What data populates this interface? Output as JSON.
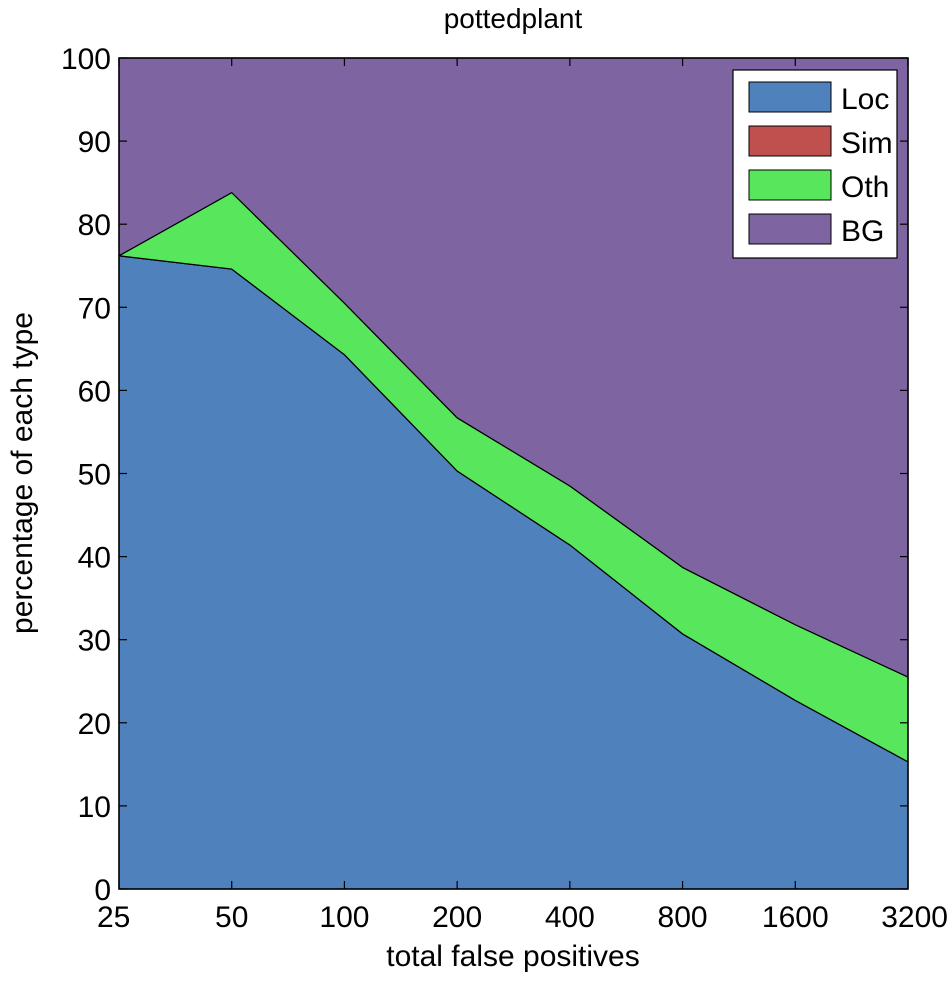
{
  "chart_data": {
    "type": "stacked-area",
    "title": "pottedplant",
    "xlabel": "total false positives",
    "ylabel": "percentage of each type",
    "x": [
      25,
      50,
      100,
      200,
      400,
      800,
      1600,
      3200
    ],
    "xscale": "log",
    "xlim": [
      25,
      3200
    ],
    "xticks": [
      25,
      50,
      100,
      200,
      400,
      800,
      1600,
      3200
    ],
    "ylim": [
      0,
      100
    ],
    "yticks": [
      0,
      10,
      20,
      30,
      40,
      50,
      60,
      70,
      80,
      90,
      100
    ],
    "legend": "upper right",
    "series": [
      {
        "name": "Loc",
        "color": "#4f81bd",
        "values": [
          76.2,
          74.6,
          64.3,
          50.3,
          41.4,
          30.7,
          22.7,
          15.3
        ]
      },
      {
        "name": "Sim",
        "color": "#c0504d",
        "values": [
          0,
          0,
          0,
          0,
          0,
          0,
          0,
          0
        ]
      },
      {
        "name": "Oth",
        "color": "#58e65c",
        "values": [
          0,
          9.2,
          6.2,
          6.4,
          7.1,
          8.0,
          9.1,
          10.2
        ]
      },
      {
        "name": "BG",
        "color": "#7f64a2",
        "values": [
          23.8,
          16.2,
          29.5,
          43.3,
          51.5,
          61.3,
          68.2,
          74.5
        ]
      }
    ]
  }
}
--- --- ---
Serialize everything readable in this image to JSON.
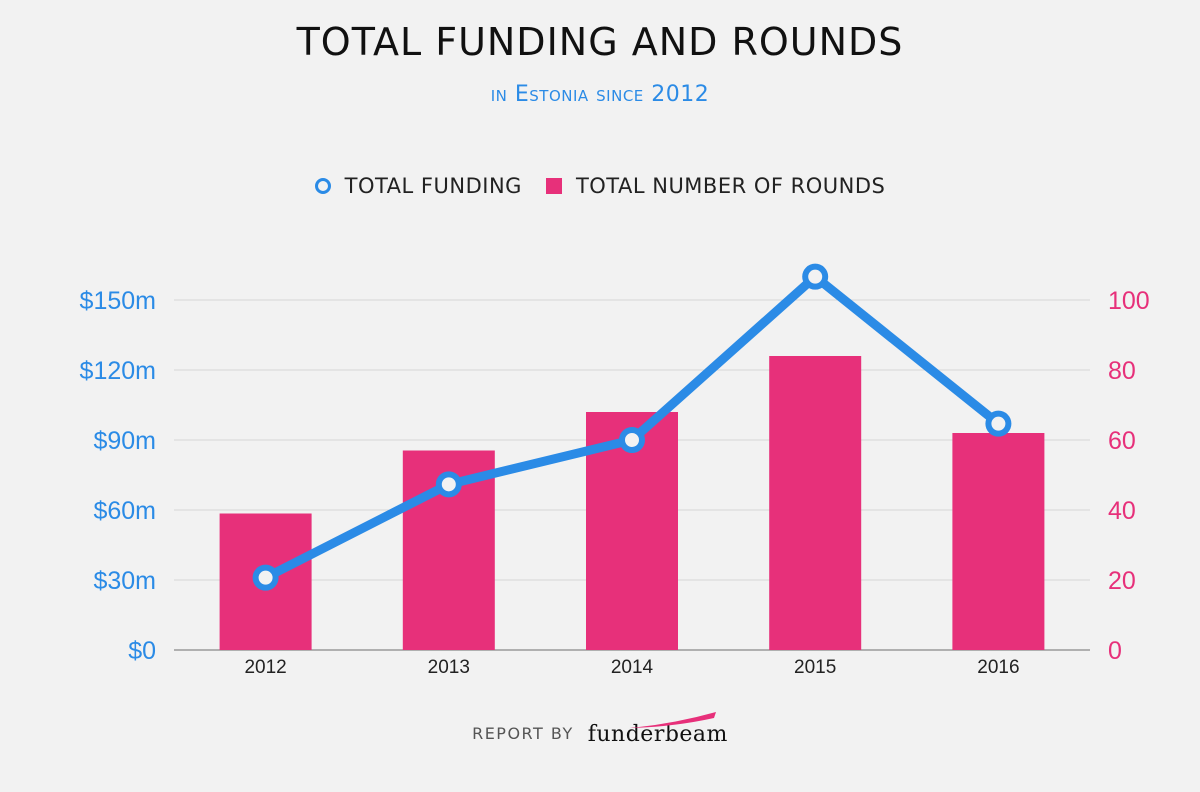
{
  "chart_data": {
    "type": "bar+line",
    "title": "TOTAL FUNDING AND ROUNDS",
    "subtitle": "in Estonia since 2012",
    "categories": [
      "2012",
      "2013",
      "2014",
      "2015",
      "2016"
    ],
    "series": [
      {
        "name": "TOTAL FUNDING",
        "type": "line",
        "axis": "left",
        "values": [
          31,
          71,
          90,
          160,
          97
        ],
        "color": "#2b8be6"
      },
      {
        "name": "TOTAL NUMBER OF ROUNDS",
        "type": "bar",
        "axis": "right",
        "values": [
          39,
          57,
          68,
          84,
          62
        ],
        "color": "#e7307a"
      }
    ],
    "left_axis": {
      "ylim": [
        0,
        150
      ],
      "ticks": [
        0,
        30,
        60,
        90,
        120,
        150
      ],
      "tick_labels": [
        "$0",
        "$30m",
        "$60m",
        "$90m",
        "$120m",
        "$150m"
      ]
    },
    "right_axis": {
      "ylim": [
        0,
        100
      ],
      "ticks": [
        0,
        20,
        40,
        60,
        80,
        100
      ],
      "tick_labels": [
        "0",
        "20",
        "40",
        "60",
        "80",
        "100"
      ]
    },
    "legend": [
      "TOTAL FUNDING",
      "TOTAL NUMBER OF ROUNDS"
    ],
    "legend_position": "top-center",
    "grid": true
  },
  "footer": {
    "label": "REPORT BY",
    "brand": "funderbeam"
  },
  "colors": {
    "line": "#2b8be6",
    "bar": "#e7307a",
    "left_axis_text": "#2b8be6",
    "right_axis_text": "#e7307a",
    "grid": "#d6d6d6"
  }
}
--- --- ---
Filter the data, keeping only the lines that contain "this".

■ **SOLUTION**:
What data populates this interface? Output as JSON.
Serialize everything readable in this image to JSON.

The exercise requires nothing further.